DOCUMENTO —
====================

Ritornando alla terzina del sesto canto del Purgatorio, nel suo Una nazione di carta (Carocci, 2013) Matteo Di Gesù, citato da Raimo, sostiene che a tramandare il topos dell’Italia sottomessa e compianta sarà Francesco Petrarca, nelle due canzoni Spirto gentil, che quelle membra reggi e Italia mia benché ‘l parlar sia indarno. La prima in particolare diventerà un modello retorico dell’Italia dormiente e incurante della gloria passata di Roma. I “tópoi del compianto”, come li chiama Di Gesù, appartengono a Petrarca e non a Dante, la cui unica colpa consiste nell’avere inserito un’invettiva nel contesto del dialogo con Sordello, che per il poeta diviene un simbolo delle lotte fratricide. L’incontro con il trovatore mantovano rappresenta quindi l’occasione per esplicitare la sua ferma condanna contro la violenza delle lotte fra fazioni, una digressione politica che si conclude con l’arcinota domanda: “Che val perché ti racconciasse il freno | Iustinïano, se la sella è vota?” È chiaro che la polemica di Dante riprende e rafforza la sua stessa riflessione politica sulla necessità di un garante esterno che ponga fine al massacro fra fazioni. C’è un passaggio importante, però, che avviene per tramite della lettura boccacciana di quella terzina dantesca. Si trova nel sonetto civile Fuggit’è ogni virtù, spent’è il valore, databile al 1375, in cui Boccaccio utilizza il motivo della “donna di province” trasformandolo in “donna del mondo”, lamentandosi della decadenza della letteratura volgare. Per quanto quindi si attribuisca a Dante l’origine dell’idea di un’Italia vessata, occupata dallo straniero, e tutti i malanni che le si riconoscono nel corso dei secoli, cioè quei topoi del compianto di cui parla Di Gesù, e quindi a Dante si faccia risalire il concetto della povera patria ripresa persino in una notissima canzone di Battiato, sarebbe utile sottolineare che questa idea va attribuita a una citazione di Boccaccio che snatura la terzina dantesca, fino ad arrivare all’interpretazione petrarchesca di Italia mia. Visto che questo Paese sente la necessità di un padre spirituale, di un profeta, di un archetipo o di un padre fondatore, sarebbe più opportuno che lo cercasse quindi in Petrarca.

====================

RIGHE IN INGRESSO —
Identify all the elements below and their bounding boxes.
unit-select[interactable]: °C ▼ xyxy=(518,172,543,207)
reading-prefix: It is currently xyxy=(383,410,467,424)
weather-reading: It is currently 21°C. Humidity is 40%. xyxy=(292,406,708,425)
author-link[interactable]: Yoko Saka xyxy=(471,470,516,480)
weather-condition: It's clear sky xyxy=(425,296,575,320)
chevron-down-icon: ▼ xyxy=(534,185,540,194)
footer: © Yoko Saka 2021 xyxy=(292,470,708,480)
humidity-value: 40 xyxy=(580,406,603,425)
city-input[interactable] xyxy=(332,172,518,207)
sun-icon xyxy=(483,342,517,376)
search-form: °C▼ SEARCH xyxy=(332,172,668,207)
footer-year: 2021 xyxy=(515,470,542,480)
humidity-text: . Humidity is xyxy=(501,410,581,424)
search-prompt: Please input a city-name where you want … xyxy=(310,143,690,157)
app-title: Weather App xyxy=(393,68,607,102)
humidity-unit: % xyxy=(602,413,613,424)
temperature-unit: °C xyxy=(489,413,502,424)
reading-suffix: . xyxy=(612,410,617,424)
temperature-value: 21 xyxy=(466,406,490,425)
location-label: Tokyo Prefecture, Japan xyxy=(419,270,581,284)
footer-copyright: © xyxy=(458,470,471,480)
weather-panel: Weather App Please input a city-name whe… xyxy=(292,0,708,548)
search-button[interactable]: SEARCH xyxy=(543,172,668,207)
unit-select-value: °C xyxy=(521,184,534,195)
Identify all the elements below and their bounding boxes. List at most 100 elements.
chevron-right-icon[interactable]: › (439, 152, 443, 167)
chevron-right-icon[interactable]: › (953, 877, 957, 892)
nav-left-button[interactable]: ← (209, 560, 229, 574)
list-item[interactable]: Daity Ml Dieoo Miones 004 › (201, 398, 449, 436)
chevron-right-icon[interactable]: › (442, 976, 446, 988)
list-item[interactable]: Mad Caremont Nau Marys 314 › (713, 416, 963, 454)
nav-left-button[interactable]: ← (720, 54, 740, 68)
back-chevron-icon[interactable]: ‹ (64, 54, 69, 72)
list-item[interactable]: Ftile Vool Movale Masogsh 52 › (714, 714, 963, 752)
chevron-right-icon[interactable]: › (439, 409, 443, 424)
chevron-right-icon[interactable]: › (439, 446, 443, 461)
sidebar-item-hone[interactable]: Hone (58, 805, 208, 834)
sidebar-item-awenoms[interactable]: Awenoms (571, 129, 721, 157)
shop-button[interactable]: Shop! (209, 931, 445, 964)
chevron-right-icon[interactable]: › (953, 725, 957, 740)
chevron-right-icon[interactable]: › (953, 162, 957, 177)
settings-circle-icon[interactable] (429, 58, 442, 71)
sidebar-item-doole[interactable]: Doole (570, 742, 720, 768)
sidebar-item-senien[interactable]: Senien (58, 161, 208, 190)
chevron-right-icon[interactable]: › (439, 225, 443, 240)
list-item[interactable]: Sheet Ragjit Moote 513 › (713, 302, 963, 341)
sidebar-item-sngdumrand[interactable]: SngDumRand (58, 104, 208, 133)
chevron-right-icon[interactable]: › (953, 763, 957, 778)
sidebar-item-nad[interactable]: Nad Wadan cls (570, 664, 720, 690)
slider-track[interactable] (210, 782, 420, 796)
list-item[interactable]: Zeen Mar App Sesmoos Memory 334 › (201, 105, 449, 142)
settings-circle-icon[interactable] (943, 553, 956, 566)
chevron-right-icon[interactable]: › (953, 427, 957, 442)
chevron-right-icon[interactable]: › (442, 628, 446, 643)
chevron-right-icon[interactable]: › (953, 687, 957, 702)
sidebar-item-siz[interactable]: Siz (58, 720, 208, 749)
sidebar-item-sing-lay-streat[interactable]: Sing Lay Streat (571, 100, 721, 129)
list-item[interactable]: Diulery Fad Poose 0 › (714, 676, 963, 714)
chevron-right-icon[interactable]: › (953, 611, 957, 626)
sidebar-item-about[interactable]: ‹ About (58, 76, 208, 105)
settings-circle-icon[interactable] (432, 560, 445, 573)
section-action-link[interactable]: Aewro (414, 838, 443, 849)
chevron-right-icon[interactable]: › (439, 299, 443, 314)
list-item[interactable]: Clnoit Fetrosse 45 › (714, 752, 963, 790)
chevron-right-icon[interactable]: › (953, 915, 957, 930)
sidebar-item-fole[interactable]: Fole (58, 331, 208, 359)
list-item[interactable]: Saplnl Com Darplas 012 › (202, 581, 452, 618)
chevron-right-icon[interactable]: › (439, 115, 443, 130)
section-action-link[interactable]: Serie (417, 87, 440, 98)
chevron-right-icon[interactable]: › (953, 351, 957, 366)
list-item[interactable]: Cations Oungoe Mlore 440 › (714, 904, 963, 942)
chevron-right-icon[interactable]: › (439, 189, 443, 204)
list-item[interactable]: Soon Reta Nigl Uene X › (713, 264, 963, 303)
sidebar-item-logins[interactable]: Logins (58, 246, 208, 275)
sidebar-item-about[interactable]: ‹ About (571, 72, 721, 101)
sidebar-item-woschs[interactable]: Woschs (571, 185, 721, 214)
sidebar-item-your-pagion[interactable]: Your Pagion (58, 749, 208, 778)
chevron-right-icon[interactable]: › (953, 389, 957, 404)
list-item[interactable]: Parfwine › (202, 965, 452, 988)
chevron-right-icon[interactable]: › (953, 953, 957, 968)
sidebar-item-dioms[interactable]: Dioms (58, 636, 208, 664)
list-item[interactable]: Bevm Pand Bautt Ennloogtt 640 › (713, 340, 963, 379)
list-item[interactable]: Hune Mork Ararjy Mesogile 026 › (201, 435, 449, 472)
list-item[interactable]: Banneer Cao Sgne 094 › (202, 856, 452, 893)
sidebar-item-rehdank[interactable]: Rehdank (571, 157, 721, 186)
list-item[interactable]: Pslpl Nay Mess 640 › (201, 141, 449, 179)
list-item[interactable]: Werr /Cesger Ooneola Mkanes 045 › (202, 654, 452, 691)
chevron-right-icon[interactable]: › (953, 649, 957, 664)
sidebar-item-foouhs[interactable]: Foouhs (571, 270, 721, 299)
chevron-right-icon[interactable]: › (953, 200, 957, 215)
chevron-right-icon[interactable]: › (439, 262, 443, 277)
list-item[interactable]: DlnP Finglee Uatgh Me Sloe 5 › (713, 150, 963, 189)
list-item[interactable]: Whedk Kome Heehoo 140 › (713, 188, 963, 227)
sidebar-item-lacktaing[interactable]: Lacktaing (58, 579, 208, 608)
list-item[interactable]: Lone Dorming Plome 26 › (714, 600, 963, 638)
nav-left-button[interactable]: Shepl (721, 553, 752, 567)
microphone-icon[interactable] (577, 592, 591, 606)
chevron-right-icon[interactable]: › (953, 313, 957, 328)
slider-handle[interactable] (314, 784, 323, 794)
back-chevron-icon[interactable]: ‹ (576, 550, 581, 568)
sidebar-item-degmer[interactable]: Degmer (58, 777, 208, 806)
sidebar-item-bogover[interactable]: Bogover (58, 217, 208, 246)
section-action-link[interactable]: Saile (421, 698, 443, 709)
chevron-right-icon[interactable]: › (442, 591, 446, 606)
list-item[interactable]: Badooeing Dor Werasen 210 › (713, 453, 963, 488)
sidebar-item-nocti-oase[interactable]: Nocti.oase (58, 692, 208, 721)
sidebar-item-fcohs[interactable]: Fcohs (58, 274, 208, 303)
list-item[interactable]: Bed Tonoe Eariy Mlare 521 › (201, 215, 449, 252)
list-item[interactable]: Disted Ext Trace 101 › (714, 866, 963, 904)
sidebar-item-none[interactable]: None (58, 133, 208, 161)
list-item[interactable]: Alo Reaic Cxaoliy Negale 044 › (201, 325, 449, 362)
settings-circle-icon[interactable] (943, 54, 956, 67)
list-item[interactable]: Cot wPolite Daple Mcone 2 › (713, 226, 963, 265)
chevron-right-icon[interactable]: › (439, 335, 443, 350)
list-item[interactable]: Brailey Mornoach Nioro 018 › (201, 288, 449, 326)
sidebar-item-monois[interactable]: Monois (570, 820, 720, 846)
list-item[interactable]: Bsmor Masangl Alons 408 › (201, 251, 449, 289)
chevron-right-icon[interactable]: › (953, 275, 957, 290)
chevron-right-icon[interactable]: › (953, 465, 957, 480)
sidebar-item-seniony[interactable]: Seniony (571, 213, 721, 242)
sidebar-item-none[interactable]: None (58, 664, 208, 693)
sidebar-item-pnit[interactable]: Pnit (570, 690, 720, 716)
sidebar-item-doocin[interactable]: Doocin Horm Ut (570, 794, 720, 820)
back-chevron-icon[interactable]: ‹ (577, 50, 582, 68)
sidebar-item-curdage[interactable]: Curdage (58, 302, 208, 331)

====================

COMPITO ASSEGNATO 1 —
Inserisci in un array JSON di stringhe le righe dell'elenco, dalla prima fino alla riga che contiene "Identify all the elements below and their bounding boxes. List", estremi compresi. Metti una stringa per ogni riga e tralascia le righe vuote.
COMPITO ASSEGNATO 2 —
Scrivi il seguito del testo su Dante, Boccaccio e Petrarca, cominciando subito dopo la sua ultima frase.

RISULTATO DELL'ESERCIZIO 1 —
[
  "Identify all the elements below and their bounding boxes.",
  "unit-select[interactable]: °C ▼ xyxy=(518,172,543,207)",
  "reading-prefix: It is currently xyxy=(383,410,467,424)",
  "weather-reading: It is currently 21°C. Humidity is 40%. xyxy=(292,406,708,425)",
  "author-link[interactable]: Yoko Saka xyxy=(471,470,516,480)",
  "weather-condition: It's clear sky xyxy=(425,296,575,320)",
  "chevron-down-icon: ▼ xyxy=(534,185,540,194)",
  "footer: © Yoko Saka 2021 xyxy=(292,470,708,480)",
  "humidity-value: 40 xyxy=(580,406,603,425)",
  "city-input[interactable] xyxy=(332,172,518,207)",
  "sun-icon xyxy=(483,342,517,376)",
  "search-form: °C▼ SEARCH xyxy=(332,172,668,207)",
  "footer-year: 2021 xyxy=(515,470,542,480)",
  "humidity-text: . Humidity is xyxy=(501,410,581,424)",
  "search-prompt: Please input a city-name where you want … xyxy=(310,143,690,157)",
  "app-title: Weather App xyxy=(393,68,607,102)",
  "humidity-unit: % xyxy=(602,413,613,424)",
  "temperature-unit: °C xyxy=(489,413,502,424)",
  "reading-suffix: . xyxy=(612,410,617,424)",
  "temperature-value: 21 xyxy=(466,406,490,425)",
  "location-label: Tokyo Prefecture, Japan xyxy=(419,270,581,284)",
  "footer-copyright: © xyxy=(458,470,471,480)",
  "weather-panel: Weather App Please input a city-name whe… xyxy=(292,0,708,548)",
  "search-button[interactable]: SEARCH xyxy=(543,172,668,207)",
  "unit-select-value: °C xyxy=(521,184,534,195)",
  "Identify all the elements below and their bounding boxes. List at most 100 elements."
]

RISULTATO DELL'ESERCIZIO 2 —
Il merito del saggio di Christian Raimo consiste nel gettare luce su vari aspetti del percorso identitario nazionale in tempi più recenti, includendo nel suo discorso anche una digressione sulla rimozione della produzione letteraria femminile dal canone italiano, modellato intorno al romanzo desanctisiano. Corredato da una selezione ampia e varia di fonti, il saggio permette al lettore di farsi un’idea e di poterla completare in un secondo momento grazie agli studi citati. I più esperti possono cogliere l’occasione per ritornare su letture importanti e trovarle inserite all’interno di un quadro organico. Il saggio si conclude con il condivisibile auspicio che si riesca ad allargare gli orizzonti culturali e a spostare lo sguardo verso una visione più ampia dello statuto dell’umano oggi:

Siamo abituati a pensare all’identità come il filo rosso di una tradizione metafisica che comincia con Aristotele passando per Cartesio per arrivare anche a Hume e anche ai maestri del sospetto novecenteschi, che mettono in discussione la natura dell’identità ma non la sua centralità. Ma è possibile volgerci anche ad altre ontologie. […] sarebbe il caso di fare un salto coraggioso, e immaginare una ontologia che si strutturi intorno a concetti differenti da quello d’identità, come quello di analogia. E non occorre nemmeno cercare in altre tradizioni filosofiche meno familiari, cinesi, arabe, indiane, che ci mostrino come si siano sviluppate nel corso dei millenni ontologie alternative a quella di Aristotele incentrata sull’identità; ma basterebbe valorizzare i molti contributi della recente antropologia alla filosofia. […] O ancora si potrebbe immaginare che la riflessione sull’essenza, l’ontologia stessa, non sia il questionamento fondamentale per indagare sul nostro essere, ma che venga — come dire — sempre preceduta dall’etica. (Raimo, 130-31)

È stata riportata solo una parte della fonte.